Data for processing:
— begin —

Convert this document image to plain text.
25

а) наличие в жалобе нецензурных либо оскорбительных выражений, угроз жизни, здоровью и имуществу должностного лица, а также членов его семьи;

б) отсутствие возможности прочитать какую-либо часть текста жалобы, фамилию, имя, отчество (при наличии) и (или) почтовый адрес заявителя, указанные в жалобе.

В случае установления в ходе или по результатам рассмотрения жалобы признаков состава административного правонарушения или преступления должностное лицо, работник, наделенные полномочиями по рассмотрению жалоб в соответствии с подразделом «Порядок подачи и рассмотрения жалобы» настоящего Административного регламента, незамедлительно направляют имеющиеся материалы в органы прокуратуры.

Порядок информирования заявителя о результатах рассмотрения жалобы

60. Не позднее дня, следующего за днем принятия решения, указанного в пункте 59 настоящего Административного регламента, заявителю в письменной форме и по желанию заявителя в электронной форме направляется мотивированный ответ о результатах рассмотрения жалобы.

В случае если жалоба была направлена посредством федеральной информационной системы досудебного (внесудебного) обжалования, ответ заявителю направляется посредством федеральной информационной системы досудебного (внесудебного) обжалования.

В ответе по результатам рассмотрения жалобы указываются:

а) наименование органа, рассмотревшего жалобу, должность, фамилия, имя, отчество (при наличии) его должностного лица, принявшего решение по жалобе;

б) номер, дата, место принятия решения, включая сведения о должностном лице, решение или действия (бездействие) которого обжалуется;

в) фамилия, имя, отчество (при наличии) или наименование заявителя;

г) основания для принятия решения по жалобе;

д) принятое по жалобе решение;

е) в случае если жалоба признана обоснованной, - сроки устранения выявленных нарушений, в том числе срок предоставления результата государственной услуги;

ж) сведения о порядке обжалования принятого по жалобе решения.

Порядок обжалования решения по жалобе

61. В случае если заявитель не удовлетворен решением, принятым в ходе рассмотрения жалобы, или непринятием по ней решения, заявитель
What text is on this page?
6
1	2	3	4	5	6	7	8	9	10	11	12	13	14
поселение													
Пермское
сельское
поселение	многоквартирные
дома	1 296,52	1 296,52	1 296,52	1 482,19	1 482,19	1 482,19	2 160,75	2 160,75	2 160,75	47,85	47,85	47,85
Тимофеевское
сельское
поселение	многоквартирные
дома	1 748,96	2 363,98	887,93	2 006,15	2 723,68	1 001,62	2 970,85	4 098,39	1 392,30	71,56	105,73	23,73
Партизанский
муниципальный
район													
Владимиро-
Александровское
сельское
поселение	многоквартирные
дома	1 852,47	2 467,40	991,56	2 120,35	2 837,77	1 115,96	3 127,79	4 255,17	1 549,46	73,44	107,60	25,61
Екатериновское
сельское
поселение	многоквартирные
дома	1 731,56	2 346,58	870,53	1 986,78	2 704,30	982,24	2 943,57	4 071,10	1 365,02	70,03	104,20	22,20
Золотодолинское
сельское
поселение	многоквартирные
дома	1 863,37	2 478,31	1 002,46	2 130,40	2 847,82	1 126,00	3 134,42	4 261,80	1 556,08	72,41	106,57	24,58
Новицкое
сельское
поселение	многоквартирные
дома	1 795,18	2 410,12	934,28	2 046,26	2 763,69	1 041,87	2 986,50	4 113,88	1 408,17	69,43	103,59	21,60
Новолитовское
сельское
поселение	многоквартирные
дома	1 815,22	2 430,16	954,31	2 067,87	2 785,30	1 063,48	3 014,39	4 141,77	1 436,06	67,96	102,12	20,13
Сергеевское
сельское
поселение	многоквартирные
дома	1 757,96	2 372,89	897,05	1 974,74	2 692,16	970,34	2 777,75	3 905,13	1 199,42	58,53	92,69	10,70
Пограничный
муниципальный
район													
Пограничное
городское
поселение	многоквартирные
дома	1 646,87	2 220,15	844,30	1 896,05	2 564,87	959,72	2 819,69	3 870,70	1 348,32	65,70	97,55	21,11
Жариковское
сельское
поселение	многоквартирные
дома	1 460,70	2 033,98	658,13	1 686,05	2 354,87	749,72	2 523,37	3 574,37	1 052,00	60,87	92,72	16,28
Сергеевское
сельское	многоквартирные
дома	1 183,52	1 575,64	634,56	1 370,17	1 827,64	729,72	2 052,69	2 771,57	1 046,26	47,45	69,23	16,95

— end —

Directions:
Each entry is to be returned in full, character for character.

Complete output:
Convert this document image to plain text.
25

а) наличие в жалобе нецензурных либо оскорбительных выражений, угроз жизни, здоровью и имуществу должностного лица, а также членов его семьи;

б) отсутствие возможности прочитать какую-либо часть текста жалобы, фамилию, имя, отчество (при наличии) и (или) почтовый адрес заявителя, указанные в жалобе.

В случае установления в ходе или по результатам рассмотрения жалобы признаков состава административного правонарушения или преступления должностное лицо, работник, наделенные полномочиями по рассмотрению жалоб в соответствии с подразделом «Порядок подачи и рассмотрения жалобы» настоящего Административного регламента, незамедлительно направляют имеющиеся материалы в органы прокуратуры.

Порядок информирования заявителя о результатах рассмотрения жалобы

60. Не позднее дня, следующего за днем принятия решения, указанного в пункте 59 настоящего Административного регламента, заявителю в письменной форме и по желанию заявителя в электронной форме направляется мотивированный ответ о результатах рассмотрения жалобы.

В случае если жалоба была направлена посредством федеральной информационной системы досудебного (внесудебного) обжалования, ответ заявителю направляется посредством федеральной информационной системы досудебного (внесудебного) обжалования.

В ответе по результатам рассмотрения жалобы указываются:

а) наименование органа, рассмотревшего жалобу, должность, фамилия, имя, отчество (при наличии) его должностного лица, принявшего решение по жалобе;

б) номер, дата, место принятия решения, включая сведения о должностном лице, решение или действия (бездействие) которого обжалуется;

в) фамилия, имя, отчество (при наличии) или наименование заявителя;

г) основания для принятия решения по жалобе;

д) принятое по жалобе решение;

е) в случае если жалоба признана обоснованной, - сроки устранения выявленных нарушений, в том числе срок предоставления результата государственной услуги;

ж) сведения о порядке обжалования принятого по жалобе решения.

Порядок обжалования решения по жалобе

61. В случае если заявитель не удовлетворен решением, принятым в ходе рассмотрения жалобы, или непринятием по ней решения, заявитель
What text is on this page?
6
1	2	3	4	5	6	7	8	9	10	11	12	13	14
поселение													
Пермское
сельское
поселение	многоквартирные
дома	1 296,52	1 296,52	1 296,52	1 482,19	1 482,19	1 482,19	2 160,75	2 160,75	2 160,75	47,85	47,85	47,85
Тимофеевское
сельское
поселение	многоквартирные
дома	1 748,96	2 363,98	887,93	2 006,15	2 723,68	1 001,62	2 970,85	4 098,39	1 392,30	71,56	105,73	23,73
Партизанский
муниципальный
район													
Владимиро-
Александровское
сельское
поселение	многоквартирные
дома	1 852,47	2 467,40	991,56	2 120,35	2 837,77	1 115,96	3 127,79	4 255,17	1 549,46	73,44	107,60	25,61
Екатериновское
сельское
поселение	многоквартирные
дома	1 731,56	2 346,58	870,53	1 986,78	2 704,30	982,24	2 943,57	4 071,10	1 365,02	70,03	104,20	22,20
Золотодолинское
сельское
поселение	многоквартирные
дома	1 863,37	2 478,31	1 002,46	2 130,40	2 847,82	1 126,00	3 134,42	4 261,80	1 556,08	72,41	106,57	24,58
Новицкое
сельское
поселение	многоквартирные
дома	1 795,18	2 410,12	934,28	2 046,26	2 763,69	1 041,87	2 986,50	4 113,88	1 408,17	69,43	103,59	21,60
Новолитовское
сельское
поселение	многоквартирные
дома	1 815,22	2 430,16	954,31	2 067,87	2 785,30	1 063,48	3 014,39	4 141,77	1 436,06	67,96	102,12	20,13
Сергеевское
сельское
поселение	многоквартирные
дома	1 757,96	2 372,89	897,05	1 974,74	2 692,16	970,34	2 777,75	3 905,13	1 199,42	58,53	92,69	10,70
Пограничный
муниципальный
район													
Пограничное
городское
поселение	многоквартирные
дома	1 646,87	2 220,15	844,30	1 896,05	2 564,87	959,72	2 819,69	3 870,70	1 348,32	65,70	97,55	21,11
Жариковское
сельское
поселение	многоквартирные
дома	1 460,70	2 033,98	658,13	1 686,05	2 354,87	749,72	2 523,37	3 574,37	1 052,00	60,87	92,72	16,28
Сергеевское
сельское	многоквартирные
дома	1 183,52	1 575,64	634,56	1 370,17	1 827,64	729,72	2 052,69	2 771,57	1 046,26	47,45	69,23	16,95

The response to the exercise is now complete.